**What this task involves**:
Output every line of the data exactly as it appears.

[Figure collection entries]
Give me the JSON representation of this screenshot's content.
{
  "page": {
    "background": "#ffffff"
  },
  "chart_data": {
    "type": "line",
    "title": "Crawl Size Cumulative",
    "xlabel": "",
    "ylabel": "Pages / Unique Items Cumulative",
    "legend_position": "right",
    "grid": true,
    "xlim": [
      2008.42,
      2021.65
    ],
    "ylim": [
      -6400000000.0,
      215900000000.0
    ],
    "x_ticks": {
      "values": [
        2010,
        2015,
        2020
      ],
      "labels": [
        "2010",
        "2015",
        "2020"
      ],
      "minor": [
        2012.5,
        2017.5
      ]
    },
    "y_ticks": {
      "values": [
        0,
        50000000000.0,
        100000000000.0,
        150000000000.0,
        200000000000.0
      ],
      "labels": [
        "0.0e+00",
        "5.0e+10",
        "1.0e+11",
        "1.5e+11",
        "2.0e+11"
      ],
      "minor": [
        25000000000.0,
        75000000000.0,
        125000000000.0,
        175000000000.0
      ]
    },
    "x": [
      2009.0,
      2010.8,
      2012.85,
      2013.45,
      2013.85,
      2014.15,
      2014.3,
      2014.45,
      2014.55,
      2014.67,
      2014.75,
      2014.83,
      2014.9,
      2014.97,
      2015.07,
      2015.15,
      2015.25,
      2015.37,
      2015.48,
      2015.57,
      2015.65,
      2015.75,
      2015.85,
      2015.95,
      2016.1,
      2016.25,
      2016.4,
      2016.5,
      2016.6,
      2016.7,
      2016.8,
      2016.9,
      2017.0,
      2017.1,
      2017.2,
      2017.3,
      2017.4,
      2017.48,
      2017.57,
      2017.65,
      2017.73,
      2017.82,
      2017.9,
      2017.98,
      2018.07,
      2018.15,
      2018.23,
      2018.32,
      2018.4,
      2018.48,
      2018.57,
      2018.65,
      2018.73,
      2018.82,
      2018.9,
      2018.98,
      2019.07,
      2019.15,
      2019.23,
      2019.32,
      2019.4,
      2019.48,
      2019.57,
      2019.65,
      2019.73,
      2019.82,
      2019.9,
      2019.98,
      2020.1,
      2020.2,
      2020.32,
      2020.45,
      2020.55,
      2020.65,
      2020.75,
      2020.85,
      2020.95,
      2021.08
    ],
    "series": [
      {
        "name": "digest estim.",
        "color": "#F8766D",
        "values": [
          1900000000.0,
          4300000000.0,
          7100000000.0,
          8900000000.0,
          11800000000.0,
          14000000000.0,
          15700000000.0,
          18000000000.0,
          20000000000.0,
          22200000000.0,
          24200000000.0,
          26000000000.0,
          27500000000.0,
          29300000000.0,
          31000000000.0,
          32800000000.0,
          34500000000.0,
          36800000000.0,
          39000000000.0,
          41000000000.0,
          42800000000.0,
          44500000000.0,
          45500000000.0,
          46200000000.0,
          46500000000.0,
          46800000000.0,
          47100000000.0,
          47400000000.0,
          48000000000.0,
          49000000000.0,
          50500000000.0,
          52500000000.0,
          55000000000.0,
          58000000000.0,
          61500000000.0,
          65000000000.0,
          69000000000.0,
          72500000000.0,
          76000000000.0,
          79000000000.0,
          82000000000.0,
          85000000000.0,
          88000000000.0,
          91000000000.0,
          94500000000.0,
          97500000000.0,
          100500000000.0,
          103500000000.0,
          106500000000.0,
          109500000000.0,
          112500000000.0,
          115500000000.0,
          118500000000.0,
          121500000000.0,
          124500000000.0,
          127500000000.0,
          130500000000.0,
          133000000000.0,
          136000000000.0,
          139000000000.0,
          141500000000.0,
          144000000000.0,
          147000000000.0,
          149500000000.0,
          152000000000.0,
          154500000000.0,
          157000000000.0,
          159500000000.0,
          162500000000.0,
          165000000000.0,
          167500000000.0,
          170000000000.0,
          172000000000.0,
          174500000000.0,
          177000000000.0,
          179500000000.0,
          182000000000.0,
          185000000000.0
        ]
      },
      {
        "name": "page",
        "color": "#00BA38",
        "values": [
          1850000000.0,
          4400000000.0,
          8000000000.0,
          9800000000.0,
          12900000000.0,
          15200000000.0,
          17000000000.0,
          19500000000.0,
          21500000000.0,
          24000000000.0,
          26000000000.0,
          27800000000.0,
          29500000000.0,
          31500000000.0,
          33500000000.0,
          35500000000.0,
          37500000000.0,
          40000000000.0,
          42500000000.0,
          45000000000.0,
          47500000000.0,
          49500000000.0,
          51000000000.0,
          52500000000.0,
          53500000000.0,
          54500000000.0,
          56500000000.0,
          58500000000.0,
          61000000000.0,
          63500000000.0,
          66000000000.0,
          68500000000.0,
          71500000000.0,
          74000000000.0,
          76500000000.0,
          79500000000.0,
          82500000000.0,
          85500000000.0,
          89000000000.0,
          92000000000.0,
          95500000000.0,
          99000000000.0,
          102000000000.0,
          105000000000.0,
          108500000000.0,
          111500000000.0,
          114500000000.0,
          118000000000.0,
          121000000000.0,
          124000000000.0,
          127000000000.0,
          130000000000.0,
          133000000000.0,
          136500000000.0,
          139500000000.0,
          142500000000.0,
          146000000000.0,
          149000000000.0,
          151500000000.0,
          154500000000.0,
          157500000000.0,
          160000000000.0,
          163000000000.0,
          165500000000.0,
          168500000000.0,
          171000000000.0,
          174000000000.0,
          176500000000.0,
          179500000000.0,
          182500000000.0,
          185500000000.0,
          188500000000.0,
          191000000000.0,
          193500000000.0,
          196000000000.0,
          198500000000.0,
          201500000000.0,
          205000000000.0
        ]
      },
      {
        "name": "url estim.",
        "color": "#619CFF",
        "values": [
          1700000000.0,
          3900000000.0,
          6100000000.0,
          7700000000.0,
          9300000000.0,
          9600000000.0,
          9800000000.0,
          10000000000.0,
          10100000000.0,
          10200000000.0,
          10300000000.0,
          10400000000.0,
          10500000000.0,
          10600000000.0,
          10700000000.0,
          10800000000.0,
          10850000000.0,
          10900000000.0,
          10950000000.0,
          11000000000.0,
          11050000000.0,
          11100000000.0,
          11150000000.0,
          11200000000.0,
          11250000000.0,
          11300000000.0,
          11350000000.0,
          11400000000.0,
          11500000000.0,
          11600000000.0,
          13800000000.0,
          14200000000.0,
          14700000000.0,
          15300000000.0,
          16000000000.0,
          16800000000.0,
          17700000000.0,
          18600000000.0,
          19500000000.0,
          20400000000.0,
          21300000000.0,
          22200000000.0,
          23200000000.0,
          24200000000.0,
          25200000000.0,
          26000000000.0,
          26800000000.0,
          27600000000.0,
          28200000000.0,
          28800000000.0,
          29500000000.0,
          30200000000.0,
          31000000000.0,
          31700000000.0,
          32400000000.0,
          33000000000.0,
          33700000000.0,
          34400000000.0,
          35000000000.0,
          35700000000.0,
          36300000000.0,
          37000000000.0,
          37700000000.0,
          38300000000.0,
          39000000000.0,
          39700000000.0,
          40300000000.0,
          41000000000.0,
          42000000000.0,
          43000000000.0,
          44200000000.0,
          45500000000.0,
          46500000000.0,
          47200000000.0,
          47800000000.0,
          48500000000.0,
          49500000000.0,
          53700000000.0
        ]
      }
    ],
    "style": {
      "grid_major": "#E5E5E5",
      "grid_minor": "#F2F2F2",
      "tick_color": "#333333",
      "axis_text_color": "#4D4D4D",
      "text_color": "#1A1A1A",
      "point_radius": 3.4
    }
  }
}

**Result of this exercise**:
Give me the JSON representation of this screenshot's content.
{
  "page": {
    "background": "#ffffff"
  },
  "chart_data": {
    "type": "line",
    "title": "Crawl Size Cumulative",
    "xlabel": "",
    "ylabel": "Pages / Unique Items Cumulative",
    "legend_position": "right",
    "grid": true,
    "xlim": [
      2008.42,
      2021.65
    ],
    "ylim": [
      -6400000000.0,
      215900000000.0
    ],
    "x_ticks": {
      "values": [
        2010,
        2015,
        2020
      ],
      "labels": [
        "2010",
        "2015",
        "2020"
      ],
      "minor": [
        2012.5,
        2017.5
      ]
    },
    "y_ticks": {
      "values": [
        0,
        50000000000.0,
        100000000000.0,
        150000000000.0,
        200000000000.0
      ],
      "labels": [
        "0.0e+00",
        "5.0e+10",
        "1.0e+11",
        "1.5e+11",
        "2.0e+11"
      ],
      "minor": [
        25000000000.0,
        75000000000.0,
        125000000000.0,
        175000000000.0
      ]
    },
    "x": [
      2009.0,
      2010.8,
      2012.85,
      2013.45,
      2013.85,
      2014.15,
      2014.3,
      2014.45,
      2014.55,
      2014.67,
      2014.75,
      2014.83,
      2014.9,
      2014.97,
      2015.07,
      2015.15,
      2015.25,
      2015.37,
      2015.48,
      2015.57,
      2015.65,
      2015.75,
      2015.85,
      2015.95,
      2016.1,
      2016.25,
      2016.4,
      2016.5,
      2016.6,
      2016.7,
      2016.8,
      2016.9,
      2017.0,
      2017.1,
      2017.2,
      2017.3,
      2017.4,
      2017.48,
      2017.57,
      2017.65,
      2017.73,
      2017.82,
      2017.9,
      2017.98,
      2018.07,
      2018.15,
      2018.23,
      2018.32,
      2018.4,
      2018.48,
      2018.57,
      2018.65,
      2018.73,
      2018.82,
      2018.9,
      2018.98,
      2019.07,
      2019.15,
      2019.23,
      2019.32,
      2019.4,
      2019.48,
      2019.57,
      2019.65,
      2019.73,
      2019.82,
      2019.9,
      2019.98,
      2020.1,
      2020.2,
      2020.32,
      2020.45,
      2020.55,
      2020.65,
      2020.75,
      2020.85,
      2020.95,
      2021.08
    ],
    "series": [
      {
        "name": "digest estim.",
        "color": "#F8766D",
        "values": [
          1900000000.0,
          4300000000.0,
          7100000000.0,
          8900000000.0,
          11800000000.0,
          14000000000.0,
          15700000000.0,
          18000000000.0,
          20000000000.0,
          22200000000.0,
          24200000000.0,
          26000000000.0,
          27500000000.0,
          29300000000.0,
          31000000000.0,
          32800000000.0,
          34500000000.0,
          36800000000.0,
          39000000000.0,
          41000000000.0,
          42800000000.0,
          44500000000.0,
          45500000000.0,
          46200000000.0,
          46500000000.0,
          46800000000.0,
          47100000000.0,
          47400000000.0,
          48000000000.0,
          49000000000.0,
          50500000000.0,
          52500000000.0,
          55000000000.0,
          58000000000.0,
          61500000000.0,
          65000000000.0,
          69000000000.0,
          72500000000.0,
          76000000000.0,
          79000000000.0,
          82000000000.0,
          85000000000.0,
          88000000000.0,
          91000000000.0,
          94500000000.0,
          97500000000.0,
          100500000000.0,
          103500000000.0,
          106500000000.0,
          109500000000.0,
          112500000000.0,
          115500000000.0,
          118500000000.0,
          121500000000.0,
          124500000000.0,
          127500000000.0,
          130500000000.0,
          133000000000.0,
          136000000000.0,
          139000000000.0,
          141500000000.0,
          144000000000.0,
          147000000000.0,
          149500000000.0,
          152000000000.0,
          154500000000.0,
          157000000000.0,
          159500000000.0,
          162500000000.0,
          165000000000.0,
          167500000000.0,
          170000000000.0,
          172000000000.0,
          174500000000.0,
          177000000000.0,
          179500000000.0,
          182000000000.0,
          185000000000.0
        ]
      },
      {
        "name": "page",
        "color": "#00BA38",
        "values": [
          1850000000.0,
          4400000000.0,
          8000000000.0,
          9800000000.0,
          12900000000.0,
          15200000000.0,
          17000000000.0,
          19500000000.0,
          21500000000.0,
          24000000000.0,
          26000000000.0,
          27800000000.0,
          29500000000.0,
          31500000000.0,
          33500000000.0,
          35500000000.0,
          37500000000.0,
          40000000000.0,
          42500000000.0,
          45000000000.0,
          47500000000.0,
          49500000000.0,
          51000000000.0,
          52500000000.0,
          53500000000.0,
          54500000000.0,
          56500000000.0,
          58500000000.0,
          61000000000.0,
          63500000000.0,
          66000000000.0,
          68500000000.0,
          71500000000.0,
          74000000000.0,
          76500000000.0,
          79500000000.0,
          82500000000.0,
          85500000000.0,
          89000000000.0,
          92000000000.0,
          95500000000.0,
          99000000000.0,
          102000000000.0,
          105000000000.0,
          108500000000.0,
          111500000000.0,
          114500000000.0,
          118000000000.0,
          121000000000.0,
          124000000000.0,
          127000000000.0,
          130000000000.0,
          133000000000.0,
          136500000000.0,
          139500000000.0,
          142500000000.0,
          146000000000.0,
          149000000000.0,
          151500000000.0,
          154500000000.0,
          157500000000.0,
          160000000000.0,
          163000000000.0,
          165500000000.0,
          168500000000.0,
          171000000000.0,
          174000000000.0,
          176500000000.0,
          179500000000.0,
          182500000000.0,
          185500000000.0,
          188500000000.0,
          191000000000.0,
          193500000000.0,
          196000000000.0,
          198500000000.0,
          201500000000.0,
          205000000000.0
        ]
      },
      {
        "name": "url estim.",
        "color": "#619CFF",
        "values": [
          1700000000.0,
          3900000000.0,
          6100000000.0,
          7700000000.0,
          9300000000.0,
          9600000000.0,
          9800000000.0,
          10000000000.0,
          10100000000.0,
          10200000000.0,
          10300000000.0,
          10400000000.0,
          10500000000.0,
          10600000000.0,
          10700000000.0,
          10800000000.0,
          10850000000.0,
          10900000000.0,
          10950000000.0,
          11000000000.0,
          11050000000.0,
          11100000000.0,
          11150000000.0,
          11200000000.0,
          11250000000.0,
          11300000000.0,
          11350000000.0,
          11400000000.0,
          11500000000.0,
          11600000000.0,
          13800000000.0,
          14200000000.0,
          14700000000.0,
          15300000000.0,
          16000000000.0,
          16800000000.0,
          17700000000.0,
          18600000000.0,
          19500000000.0,
          20400000000.0,
          21300000000.0,
          22200000000.0,
          23200000000.0,
          24200000000.0,
          25200000000.0,
          26000000000.0,
          26800000000.0,
          27600000000.0,
          28200000000.0,
          28800000000.0,
          29500000000.0,
          30200000000.0,
          31000000000.0,
          31700000000.0,
          32400000000.0,
          33000000000.0,
          33700000000.0,
          34400000000.0,
          35000000000.0,
          35700000000.0,
          36300000000.0,
          37000000000.0,
          37700000000.0,
          38300000000.0,
          39000000000.0,
          39700000000.0,
          40300000000.0,
          41000000000.0,
          42000000000.0,
          43000000000.0,
          44200000000.0,
          45500000000.0,
          46500000000.0,
          47200000000.0,
          47800000000.0,
          48500000000.0,
          49500000000.0,
          53700000000.0
        ]
      }
    ],
    "style": {
      "grid_major": "#E5E5E5",
      "grid_minor": "#F2F2F2",
      "tick_color": "#333333",
      "axis_text_color": "#4D4D4D",
      "text_color": "#1A1A1A",
      "point_radius": 3.4
    }
  }
}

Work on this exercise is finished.